**** 提取数据

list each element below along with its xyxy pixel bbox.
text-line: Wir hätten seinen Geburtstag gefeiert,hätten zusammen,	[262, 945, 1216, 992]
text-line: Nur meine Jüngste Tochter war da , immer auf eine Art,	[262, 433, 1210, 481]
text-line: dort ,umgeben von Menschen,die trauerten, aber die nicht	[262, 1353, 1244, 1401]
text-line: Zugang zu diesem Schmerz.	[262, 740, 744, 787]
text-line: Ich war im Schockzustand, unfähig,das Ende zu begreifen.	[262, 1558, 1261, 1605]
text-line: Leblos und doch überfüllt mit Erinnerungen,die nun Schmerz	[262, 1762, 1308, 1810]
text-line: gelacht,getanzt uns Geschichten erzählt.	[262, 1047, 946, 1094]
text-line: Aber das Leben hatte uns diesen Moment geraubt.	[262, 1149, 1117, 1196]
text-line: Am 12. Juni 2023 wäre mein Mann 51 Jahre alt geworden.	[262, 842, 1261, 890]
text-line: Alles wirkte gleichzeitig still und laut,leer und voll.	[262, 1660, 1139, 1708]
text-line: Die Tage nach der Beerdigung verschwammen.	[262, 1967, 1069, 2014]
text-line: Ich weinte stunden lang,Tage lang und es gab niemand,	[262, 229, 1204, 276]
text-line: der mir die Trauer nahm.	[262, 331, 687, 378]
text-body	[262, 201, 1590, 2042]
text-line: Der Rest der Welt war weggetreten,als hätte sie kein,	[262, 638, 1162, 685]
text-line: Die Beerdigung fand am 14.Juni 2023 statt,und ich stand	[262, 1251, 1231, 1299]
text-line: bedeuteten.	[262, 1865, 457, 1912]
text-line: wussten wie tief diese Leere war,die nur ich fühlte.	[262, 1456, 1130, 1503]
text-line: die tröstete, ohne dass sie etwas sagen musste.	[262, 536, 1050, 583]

********
**** 提取数据

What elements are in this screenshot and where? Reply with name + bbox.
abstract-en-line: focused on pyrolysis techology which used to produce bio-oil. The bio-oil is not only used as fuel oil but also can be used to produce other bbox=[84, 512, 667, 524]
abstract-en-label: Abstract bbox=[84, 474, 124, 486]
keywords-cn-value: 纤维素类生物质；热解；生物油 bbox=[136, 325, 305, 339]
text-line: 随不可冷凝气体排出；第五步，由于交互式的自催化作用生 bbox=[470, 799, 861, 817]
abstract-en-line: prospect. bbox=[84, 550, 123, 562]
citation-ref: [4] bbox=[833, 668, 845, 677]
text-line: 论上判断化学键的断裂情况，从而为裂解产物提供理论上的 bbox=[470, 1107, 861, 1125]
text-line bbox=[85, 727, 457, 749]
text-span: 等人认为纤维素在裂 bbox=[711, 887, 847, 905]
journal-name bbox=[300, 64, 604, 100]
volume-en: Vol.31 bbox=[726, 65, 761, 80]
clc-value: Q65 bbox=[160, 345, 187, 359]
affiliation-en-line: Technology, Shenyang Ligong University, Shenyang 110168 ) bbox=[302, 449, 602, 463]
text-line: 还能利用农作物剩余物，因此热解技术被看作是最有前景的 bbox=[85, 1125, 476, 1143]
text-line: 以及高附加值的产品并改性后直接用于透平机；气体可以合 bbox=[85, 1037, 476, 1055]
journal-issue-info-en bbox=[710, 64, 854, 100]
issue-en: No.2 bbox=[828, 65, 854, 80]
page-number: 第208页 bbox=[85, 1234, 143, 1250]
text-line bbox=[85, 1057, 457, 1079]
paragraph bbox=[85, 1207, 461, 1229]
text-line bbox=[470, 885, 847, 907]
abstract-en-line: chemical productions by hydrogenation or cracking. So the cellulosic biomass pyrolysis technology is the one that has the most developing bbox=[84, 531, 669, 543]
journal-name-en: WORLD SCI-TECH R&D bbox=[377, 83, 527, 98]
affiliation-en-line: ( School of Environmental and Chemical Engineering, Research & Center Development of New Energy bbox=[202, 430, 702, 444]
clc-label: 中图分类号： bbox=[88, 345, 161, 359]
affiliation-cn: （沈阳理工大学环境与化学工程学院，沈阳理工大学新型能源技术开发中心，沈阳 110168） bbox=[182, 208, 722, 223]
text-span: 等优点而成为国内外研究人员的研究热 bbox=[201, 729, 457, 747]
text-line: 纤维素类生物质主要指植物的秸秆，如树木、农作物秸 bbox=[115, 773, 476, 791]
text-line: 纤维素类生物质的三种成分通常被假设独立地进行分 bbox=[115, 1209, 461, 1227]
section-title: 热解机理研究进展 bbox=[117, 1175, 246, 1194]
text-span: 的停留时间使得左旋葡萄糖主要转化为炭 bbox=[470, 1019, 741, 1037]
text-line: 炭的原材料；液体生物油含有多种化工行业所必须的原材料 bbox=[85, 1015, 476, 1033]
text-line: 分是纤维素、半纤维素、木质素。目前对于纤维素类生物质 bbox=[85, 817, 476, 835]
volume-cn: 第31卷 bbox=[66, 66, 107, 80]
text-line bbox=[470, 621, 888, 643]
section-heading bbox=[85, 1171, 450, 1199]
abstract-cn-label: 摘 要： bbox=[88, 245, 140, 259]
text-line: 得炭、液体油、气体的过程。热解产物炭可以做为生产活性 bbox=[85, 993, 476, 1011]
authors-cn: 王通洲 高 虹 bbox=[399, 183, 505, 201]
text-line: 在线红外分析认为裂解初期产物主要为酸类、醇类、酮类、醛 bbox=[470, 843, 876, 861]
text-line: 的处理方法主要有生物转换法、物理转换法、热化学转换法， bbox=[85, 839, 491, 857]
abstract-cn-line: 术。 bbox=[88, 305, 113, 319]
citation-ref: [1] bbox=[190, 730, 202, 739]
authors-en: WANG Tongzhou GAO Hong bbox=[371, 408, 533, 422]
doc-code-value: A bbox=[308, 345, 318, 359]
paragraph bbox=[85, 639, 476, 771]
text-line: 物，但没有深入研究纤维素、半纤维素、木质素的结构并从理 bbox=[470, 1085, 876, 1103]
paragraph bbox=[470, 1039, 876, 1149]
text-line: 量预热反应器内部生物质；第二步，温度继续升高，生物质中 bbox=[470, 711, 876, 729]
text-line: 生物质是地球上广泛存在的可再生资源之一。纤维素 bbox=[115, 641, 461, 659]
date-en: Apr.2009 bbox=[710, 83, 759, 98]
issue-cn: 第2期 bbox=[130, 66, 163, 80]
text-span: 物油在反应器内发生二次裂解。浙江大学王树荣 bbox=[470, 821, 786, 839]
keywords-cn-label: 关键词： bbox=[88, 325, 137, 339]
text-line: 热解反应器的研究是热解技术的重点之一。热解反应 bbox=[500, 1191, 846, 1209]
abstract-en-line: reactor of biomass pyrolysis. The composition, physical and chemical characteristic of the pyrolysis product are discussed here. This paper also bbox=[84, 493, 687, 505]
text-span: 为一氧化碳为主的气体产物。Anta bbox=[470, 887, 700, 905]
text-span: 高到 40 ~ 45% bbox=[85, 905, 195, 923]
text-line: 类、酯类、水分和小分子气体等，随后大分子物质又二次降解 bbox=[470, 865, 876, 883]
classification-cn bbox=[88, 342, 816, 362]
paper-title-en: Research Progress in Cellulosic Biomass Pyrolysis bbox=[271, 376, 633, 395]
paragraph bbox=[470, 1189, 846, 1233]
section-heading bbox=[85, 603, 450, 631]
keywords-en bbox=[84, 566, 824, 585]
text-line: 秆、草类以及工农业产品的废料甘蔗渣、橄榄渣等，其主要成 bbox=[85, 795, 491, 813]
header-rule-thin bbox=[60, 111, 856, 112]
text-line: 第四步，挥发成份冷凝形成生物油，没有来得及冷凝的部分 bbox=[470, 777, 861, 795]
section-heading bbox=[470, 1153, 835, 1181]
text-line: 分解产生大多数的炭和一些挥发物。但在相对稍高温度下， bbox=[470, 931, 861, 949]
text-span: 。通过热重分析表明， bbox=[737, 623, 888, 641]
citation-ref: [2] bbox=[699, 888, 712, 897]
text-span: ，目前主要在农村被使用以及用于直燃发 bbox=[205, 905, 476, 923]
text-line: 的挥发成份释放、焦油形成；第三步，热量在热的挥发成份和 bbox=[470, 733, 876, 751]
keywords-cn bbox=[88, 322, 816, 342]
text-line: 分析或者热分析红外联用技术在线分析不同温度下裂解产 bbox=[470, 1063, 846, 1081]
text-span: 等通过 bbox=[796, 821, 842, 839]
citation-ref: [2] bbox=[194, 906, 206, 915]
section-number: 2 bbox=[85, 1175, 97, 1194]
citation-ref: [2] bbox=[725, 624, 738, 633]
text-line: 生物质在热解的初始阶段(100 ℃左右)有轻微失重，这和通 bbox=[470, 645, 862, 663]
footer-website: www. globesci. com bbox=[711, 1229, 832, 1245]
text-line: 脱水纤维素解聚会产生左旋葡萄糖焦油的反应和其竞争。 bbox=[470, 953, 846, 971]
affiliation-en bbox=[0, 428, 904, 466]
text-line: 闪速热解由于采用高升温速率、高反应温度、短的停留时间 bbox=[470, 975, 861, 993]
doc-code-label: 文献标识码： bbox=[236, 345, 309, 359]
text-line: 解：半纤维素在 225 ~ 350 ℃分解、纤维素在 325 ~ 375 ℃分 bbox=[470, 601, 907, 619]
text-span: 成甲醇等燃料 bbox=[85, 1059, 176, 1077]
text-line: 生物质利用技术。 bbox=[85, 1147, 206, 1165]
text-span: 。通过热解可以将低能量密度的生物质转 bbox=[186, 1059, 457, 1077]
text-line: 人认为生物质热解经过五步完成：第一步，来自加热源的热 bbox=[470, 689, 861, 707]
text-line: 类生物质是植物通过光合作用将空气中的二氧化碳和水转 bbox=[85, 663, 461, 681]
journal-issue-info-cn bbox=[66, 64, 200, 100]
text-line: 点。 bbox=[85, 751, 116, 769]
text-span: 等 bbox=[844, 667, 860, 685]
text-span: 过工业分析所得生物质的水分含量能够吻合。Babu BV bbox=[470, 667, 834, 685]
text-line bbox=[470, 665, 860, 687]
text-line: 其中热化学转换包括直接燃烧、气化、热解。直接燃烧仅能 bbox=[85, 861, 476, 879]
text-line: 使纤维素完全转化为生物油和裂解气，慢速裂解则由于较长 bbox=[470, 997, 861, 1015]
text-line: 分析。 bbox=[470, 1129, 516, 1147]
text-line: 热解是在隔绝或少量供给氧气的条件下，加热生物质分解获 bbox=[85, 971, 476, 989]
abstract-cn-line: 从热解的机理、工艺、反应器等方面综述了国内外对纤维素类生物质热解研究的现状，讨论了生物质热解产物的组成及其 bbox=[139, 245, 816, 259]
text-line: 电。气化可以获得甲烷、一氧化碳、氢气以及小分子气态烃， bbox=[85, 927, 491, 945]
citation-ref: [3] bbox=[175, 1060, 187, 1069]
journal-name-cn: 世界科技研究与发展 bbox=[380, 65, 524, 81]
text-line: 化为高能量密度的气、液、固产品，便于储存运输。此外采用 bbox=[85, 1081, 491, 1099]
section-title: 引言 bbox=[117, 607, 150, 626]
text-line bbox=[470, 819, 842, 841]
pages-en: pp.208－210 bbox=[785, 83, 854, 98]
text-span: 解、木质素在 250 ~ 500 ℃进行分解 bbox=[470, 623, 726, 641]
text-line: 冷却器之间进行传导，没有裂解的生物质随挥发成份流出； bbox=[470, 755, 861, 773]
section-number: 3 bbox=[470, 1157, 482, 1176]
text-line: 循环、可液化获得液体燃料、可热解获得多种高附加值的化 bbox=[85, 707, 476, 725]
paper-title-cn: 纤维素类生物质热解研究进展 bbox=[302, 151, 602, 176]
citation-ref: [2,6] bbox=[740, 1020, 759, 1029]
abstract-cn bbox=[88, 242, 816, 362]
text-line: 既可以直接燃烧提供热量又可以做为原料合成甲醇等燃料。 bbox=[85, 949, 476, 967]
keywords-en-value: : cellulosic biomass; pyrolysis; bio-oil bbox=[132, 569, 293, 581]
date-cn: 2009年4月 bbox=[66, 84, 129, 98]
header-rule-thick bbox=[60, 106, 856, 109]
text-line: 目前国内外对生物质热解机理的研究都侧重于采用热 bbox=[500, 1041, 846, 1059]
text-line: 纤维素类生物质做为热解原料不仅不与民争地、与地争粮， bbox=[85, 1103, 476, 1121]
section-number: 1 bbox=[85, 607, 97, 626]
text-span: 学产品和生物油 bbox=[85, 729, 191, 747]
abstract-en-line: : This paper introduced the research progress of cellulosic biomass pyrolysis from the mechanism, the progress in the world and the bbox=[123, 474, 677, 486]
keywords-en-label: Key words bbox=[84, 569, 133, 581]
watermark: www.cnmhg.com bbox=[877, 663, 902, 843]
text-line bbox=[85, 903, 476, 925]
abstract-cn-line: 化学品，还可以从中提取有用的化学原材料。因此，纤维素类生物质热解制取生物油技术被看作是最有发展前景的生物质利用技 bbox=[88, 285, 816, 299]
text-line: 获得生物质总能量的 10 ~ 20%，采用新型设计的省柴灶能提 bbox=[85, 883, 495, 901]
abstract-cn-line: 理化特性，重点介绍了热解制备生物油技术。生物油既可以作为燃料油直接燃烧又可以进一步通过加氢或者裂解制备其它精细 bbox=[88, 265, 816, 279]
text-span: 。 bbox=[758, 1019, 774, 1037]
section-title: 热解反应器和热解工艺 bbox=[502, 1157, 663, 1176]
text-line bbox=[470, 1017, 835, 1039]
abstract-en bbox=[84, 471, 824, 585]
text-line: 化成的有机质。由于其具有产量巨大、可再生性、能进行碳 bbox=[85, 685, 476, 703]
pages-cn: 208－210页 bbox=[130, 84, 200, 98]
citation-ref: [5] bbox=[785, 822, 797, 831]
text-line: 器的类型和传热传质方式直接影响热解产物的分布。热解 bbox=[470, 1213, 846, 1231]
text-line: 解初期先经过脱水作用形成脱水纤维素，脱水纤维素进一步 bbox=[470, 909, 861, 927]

********

> 任务说明
把上面列表中从含有“list each element”的那一行到含有“text-line: Ich weinte”的那一行原样照抄下来，首尾两行都包括在内。

> 本题解答
list each element below along with its xyxy pixel bbox.
text-line: Wir hätten seinen Geburtstag gefeiert,hätten zusammen,	[262, 945, 1216, 992]
text-line: Nur meine Jüngste Tochter war da , immer auf eine Art,	[262, 433, 1210, 481]
text-line: dort ,umgeben von Menschen,die trauerten, aber die nicht	[262, 1353, 1244, 1401]
text-line: Zugang zu diesem Schmerz.	[262, 740, 744, 787]
text-line: Ich war im Schockzustand, unfähig,das Ende zu begreifen.	[262, 1558, 1261, 1605]
text-line: Leblos und doch überfüllt mit Erinnerungen,die nun Schmerz	[262, 1762, 1308, 1810]
text-line: gelacht,getanzt uns Geschichten erzählt.	[262, 1047, 946, 1094]
text-line: Aber das Leben hatte uns diesen Moment geraubt.	[262, 1149, 1117, 1196]
text-line: Am 12. Juni 2023 wäre mein Mann 51 Jahre alt geworden.	[262, 842, 1261, 890]
text-line: Alles wirkte gleichzeitig still und laut,leer und voll.	[262, 1660, 1139, 1708]
text-line: Die Tage nach der Beerdigung verschwammen.	[262, 1967, 1069, 2014]
text-line: Ich weinte stunden lang,Tage lang und es gab niemand,	[262, 229, 1204, 276]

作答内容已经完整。